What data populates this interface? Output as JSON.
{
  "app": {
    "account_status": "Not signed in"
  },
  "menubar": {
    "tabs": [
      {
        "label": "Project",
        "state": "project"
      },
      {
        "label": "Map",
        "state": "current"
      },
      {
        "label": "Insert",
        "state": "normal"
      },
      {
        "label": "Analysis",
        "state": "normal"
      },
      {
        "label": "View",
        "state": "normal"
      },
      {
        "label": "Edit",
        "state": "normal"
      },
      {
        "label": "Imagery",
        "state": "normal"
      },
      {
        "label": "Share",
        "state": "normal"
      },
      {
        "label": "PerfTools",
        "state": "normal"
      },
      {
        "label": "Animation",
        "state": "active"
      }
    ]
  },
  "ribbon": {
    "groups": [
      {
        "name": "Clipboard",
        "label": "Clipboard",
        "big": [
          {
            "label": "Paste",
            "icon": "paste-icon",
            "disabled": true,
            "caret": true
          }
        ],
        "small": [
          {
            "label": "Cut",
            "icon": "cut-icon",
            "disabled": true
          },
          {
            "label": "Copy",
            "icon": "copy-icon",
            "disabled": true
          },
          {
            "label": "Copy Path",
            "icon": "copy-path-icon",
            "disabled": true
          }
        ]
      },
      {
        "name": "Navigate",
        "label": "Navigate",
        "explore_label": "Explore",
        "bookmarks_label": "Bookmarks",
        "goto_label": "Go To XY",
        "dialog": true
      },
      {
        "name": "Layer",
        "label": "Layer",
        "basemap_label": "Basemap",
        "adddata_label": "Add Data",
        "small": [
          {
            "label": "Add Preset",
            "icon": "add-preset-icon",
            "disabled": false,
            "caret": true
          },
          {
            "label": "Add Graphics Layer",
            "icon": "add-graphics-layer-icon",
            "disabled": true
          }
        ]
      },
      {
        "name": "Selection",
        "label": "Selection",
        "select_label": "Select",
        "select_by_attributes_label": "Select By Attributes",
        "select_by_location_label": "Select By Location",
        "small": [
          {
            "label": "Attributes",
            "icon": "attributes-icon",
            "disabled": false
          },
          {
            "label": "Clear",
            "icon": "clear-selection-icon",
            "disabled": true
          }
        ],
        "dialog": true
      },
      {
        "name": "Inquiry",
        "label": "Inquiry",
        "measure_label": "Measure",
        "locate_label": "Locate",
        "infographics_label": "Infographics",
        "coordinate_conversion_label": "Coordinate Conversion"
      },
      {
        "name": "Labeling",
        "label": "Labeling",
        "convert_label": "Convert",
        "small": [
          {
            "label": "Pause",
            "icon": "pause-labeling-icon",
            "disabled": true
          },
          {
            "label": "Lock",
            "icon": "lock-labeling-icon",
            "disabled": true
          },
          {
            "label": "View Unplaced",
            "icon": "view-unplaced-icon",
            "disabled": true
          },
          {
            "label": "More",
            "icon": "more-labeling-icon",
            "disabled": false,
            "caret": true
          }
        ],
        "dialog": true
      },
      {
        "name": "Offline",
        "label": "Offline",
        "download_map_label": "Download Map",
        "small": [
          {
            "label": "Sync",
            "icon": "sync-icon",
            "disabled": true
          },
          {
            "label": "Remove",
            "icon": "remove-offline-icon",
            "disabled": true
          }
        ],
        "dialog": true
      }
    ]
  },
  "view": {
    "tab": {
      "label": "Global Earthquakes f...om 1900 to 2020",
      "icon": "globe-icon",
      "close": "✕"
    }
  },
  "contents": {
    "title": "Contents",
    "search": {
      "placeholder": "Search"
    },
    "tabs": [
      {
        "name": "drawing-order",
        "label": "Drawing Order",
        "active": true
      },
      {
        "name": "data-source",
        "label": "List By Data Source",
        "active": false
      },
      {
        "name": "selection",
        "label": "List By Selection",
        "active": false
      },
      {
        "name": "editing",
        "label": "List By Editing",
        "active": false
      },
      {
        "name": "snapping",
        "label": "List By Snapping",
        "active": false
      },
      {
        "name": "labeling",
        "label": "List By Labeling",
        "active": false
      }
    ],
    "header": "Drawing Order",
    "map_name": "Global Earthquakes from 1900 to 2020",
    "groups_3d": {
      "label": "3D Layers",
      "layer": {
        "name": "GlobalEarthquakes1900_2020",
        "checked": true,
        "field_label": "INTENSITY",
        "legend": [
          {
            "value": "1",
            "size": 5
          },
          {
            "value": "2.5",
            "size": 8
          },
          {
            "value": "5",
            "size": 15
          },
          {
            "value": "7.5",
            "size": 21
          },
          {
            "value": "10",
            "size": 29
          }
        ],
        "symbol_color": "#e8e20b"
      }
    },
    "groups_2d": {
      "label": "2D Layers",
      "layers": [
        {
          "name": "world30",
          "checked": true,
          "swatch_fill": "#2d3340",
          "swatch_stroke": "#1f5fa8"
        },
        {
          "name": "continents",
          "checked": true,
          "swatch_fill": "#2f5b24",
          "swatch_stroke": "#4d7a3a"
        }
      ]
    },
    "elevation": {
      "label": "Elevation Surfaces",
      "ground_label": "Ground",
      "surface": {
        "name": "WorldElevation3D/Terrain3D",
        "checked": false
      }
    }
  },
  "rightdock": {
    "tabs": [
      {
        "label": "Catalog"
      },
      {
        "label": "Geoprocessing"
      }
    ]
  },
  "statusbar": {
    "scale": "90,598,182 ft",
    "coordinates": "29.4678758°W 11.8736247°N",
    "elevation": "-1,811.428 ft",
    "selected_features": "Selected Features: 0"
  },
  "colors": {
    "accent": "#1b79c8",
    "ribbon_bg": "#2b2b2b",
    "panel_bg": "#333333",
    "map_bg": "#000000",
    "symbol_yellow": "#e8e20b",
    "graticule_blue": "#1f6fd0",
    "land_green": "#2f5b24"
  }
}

------------------------------------------------

■ Request ■
Retype every entry above, word for word.

■ Written solution ■
What data populates this interface? Output as JSON.
{
  "app": {
    "account_status": "Not signed in"
  },
  "menubar": {
    "tabs": [
      {
        "label": "Project",
        "state": "project"
      },
      {
        "label": "Map",
        "state": "current"
      },
      {
        "label": "Insert",
        "state": "normal"
      },
      {
        "label": "Analysis",
        "state": "normal"
      },
      {
        "label": "View",
        "state": "normal"
      },
      {
        "label": "Edit",
        "state": "normal"
      },
      {
        "label": "Imagery",
        "state": "normal"
      },
      {
        "label": "Share",
        "state": "normal"
      },
      {
        "label": "PerfTools",
        "state": "normal"
      },
      {
        "label": "Animation",
        "state": "active"
      }
    ]
  },
  "ribbon": {
    "groups": [
      {
        "name": "Clipboard",
        "label": "Clipboard",
        "big": [
          {
            "label": "Paste",
            "icon": "paste-icon",
            "disabled": true,
            "caret": true
          }
        ],
        "small": [
          {
            "label": "Cut",
            "icon": "cut-icon",
            "disabled": true
          },
          {
            "label": "Copy",
            "icon": "copy-icon",
            "disabled": true
          },
          {
            "label": "Copy Path",
            "icon": "copy-path-icon",
            "disabled": true
          }
        ]
      },
      {
        "name": "Navigate",
        "label": "Navigate",
        "explore_label": "Explore",
        "bookmarks_label": "Bookmarks",
        "goto_label": "Go To XY",
        "dialog": true
      },
      {
        "name": "Layer",
        "label": "Layer",
        "basemap_label": "Basemap",
        "adddata_label": "Add Data",
        "small": [
          {
            "label": "Add Preset",
            "icon": "add-preset-icon",
            "disabled": false,
            "caret": true
          },
          {
            "label": "Add Graphics Layer",
            "icon": "add-graphics-layer-icon",
            "disabled": true
          }
        ]
      },
      {
        "name": "Selection",
        "label": "Selection",
        "select_label": "Select",
        "select_by_attributes_label": "Select By Attributes",
        "select_by_location_label": "Select By Location",
        "small": [
          {
            "label": "Attributes",
            "icon": "attributes-icon",
            "disabled": false
          },
          {
            "label": "Clear",
            "icon": "clear-selection-icon",
            "disabled": true
          }
        ],
        "dialog": true
      },
      {
        "name": "Inquiry",
        "label": "Inquiry",
        "measure_label": "Measure",
        "locate_label": "Locate",
        "infographics_label": "Infographics",
        "coordinate_conversion_label": "Coordinate Conversion"
      },
      {
        "name": "Labeling",
        "label": "Labeling",
        "convert_label": "Convert",
        "small": [
          {
            "label": "Pause",
            "icon": "pause-labeling-icon",
            "disabled": true
          },
          {
            "label": "Lock",
            "icon": "lock-labeling-icon",
            "disabled": true
          },
          {
            "label": "View Unplaced",
            "icon": "view-unplaced-icon",
            "disabled": true
          },
          {
            "label": "More",
            "icon": "more-labeling-icon",
            "disabled": false,
            "caret": true
          }
        ],
        "dialog": true
      },
      {
        "name": "Offline",
        "label": "Offline",
        "download_map_label": "Download Map",
        "small": [
          {
            "label": "Sync",
            "icon": "sync-icon",
            "disabled": true
          },
          {
            "label": "Remove",
            "icon": "remove-offline-icon",
            "disabled": true
          }
        ],
        "dialog": true
      }
    ]
  },
  "view": {
    "tab": {
      "label": "Global Earthquakes f...om 1900 to 2020",
      "icon": "globe-icon",
      "close": "✕"
    }
  },
  "contents": {
    "title": "Contents",
    "search": {
      "placeholder": "Search"
    },
    "tabs": [
      {
        "name": "drawing-order",
        "label": "Drawing Order",
        "active": true
      },
      {
        "name": "data-source",
        "label": "List By Data Source",
        "active": false
      },
      {
        "name": "selection",
        "label": "List By Selection",
        "active": false
      },
      {
        "name": "editing",
        "label": "List By Editing",
        "active": false
      },
      {
        "name": "snapping",
        "label": "List By Snapping",
        "active": false
      },
      {
        "name": "labeling",
        "label": "List By Labeling",
        "active": false
      }
    ],
    "header": "Drawing Order",
    "map_name": "Global Earthquakes from 1900 to 2020",
    "groups_3d": {
      "label": "3D Layers",
      "layer": {
        "name": "GlobalEarthquakes1900_2020",
        "checked": true,
        "field_label": "INTENSITY",
        "legend": [
          {
            "value": "1",
            "size": 5
          },
          {
            "value": "2.5",
            "size": 8
          },
          {
            "value": "5",
            "size": 15
          },
          {
            "value": "7.5",
            "size": 21
          },
          {
            "value": "10",
            "size": 29
          }
        ],
        "symbol_color": "#e8e20b"
      }
    },
    "groups_2d": {
      "label": "2D Layers",
      "layers": [
        {
          "name": "world30",
          "checked": true,
          "swatch_fill": "#2d3340",
          "swatch_stroke": "#1f5fa8"
        },
        {
          "name": "continents",
          "checked": true,
          "swatch_fill": "#2f5b24",
          "swatch_stroke": "#4d7a3a"
        }
      ]
    },
    "elevation": {
      "label": "Elevation Surfaces",
      "ground_label": "Ground",
      "surface": {
        "name": "WorldElevation3D/Terrain3D",
        "checked": false
      }
    }
  },
  "rightdock": {
    "tabs": [
      {
        "label": "Catalog"
      },
      {
        "label": "Geoprocessing"
      }
    ]
  },
  "statusbar": {
    "scale": "90,598,182 ft",
    "coordinates": "29.4678758°W 11.8736247°N",
    "elevation": "-1,811.428 ft",
    "selected_features": "Selected Features: 0"
  },
  "colors": {
    "accent": "#1b79c8",
    "ribbon_bg": "#2b2b2b",
    "panel_bg": "#333333",
    "map_bg": "#000000",
    "symbol_yellow": "#e8e20b",
    "graticule_blue": "#1f6fd0",
    "land_green": "#2f5b24"
  }
}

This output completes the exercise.